◆ Selected passage ◆
════════════════
Open YamatoSecurity opened 1 year ago
@YamatoSecurity Thank you for raising the issue. I basically don't see the problem, but I am concerned that the size of the csv file is getting bigger and bigger each time I do it.
For example, how about writing only the latest timestamp in the File and deeming anything before that time to have been sent?
@hitenkoku Thank you for your comment! Indeed, the CSV file will get bigger and bigger over time but should not double the log size. What about keeping the file compressed? That will reduce the file by 10x or more. Maybe we can use something like rust-brotli or brotlic ?
The problem with just writing the latest timestamp and scanning recent logs is that Hayabusa won't be able to find past incidents (perform threat hunting) which is the main goal. It would just become an inferior host IDS which I couldn't really recommend to use.
════════════════
[Data for detecting document layout]
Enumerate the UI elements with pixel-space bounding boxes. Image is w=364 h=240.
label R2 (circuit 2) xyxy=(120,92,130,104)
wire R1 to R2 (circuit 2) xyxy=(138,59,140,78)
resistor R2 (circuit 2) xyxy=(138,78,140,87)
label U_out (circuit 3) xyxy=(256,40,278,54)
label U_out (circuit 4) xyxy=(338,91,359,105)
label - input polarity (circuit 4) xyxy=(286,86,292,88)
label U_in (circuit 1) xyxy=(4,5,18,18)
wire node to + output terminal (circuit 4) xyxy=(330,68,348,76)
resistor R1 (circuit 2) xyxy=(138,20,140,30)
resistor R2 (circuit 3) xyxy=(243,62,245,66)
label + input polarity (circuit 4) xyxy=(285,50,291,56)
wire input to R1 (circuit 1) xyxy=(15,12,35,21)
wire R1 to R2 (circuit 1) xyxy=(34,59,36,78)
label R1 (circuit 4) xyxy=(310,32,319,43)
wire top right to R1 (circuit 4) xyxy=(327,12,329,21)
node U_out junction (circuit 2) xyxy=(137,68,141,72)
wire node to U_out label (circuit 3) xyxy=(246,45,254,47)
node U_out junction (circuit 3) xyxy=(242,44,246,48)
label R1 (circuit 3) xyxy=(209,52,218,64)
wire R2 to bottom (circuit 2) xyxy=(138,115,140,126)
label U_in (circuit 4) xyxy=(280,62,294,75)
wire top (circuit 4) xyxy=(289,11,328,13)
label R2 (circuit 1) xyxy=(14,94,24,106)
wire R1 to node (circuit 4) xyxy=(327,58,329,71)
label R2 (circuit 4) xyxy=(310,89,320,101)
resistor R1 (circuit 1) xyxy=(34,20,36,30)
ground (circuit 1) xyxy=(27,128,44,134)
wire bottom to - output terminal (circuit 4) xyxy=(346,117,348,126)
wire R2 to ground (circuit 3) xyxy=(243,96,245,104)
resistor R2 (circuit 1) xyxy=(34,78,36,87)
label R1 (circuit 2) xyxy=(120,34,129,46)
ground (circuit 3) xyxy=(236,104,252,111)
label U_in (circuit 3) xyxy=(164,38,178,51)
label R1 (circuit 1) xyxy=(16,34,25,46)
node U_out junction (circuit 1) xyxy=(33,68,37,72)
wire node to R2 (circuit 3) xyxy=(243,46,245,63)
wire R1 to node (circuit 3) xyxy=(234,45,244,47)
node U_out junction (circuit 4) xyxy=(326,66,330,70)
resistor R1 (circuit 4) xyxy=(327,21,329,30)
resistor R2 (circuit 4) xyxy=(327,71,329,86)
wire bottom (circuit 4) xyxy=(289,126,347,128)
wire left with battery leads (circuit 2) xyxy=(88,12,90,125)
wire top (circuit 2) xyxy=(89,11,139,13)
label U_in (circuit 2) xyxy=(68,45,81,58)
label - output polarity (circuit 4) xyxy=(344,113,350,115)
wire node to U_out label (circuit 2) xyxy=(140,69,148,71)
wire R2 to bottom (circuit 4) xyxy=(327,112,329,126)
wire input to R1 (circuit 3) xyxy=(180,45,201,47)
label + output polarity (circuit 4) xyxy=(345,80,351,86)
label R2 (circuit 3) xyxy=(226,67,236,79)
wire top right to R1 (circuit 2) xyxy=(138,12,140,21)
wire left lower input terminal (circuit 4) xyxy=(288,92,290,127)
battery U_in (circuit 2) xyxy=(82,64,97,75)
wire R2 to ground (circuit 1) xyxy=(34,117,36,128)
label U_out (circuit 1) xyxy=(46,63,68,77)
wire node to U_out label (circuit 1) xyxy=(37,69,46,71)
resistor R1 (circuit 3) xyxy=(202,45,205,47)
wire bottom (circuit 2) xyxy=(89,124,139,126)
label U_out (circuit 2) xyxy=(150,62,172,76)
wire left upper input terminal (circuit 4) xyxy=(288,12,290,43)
════════════════
◆ Exercise instructions ◆
Duplicate the discussion about the CSV file size, starting at the words "Open YamatoSecurity opened" and ending after "have been sent?". The rows are separate material from the discussion.

◆ Response to the exercise ◆
Open YamatoSecurity opened 1 year ago
@YamatoSecurity Thank you for raising the issue. I basically don't see the problem, but I am concerned that the size of the csv file is getting bigger and bigger each time I do it.
For example, how about writing only the latest timestamp in the File and deeming anything before that time to have been sent?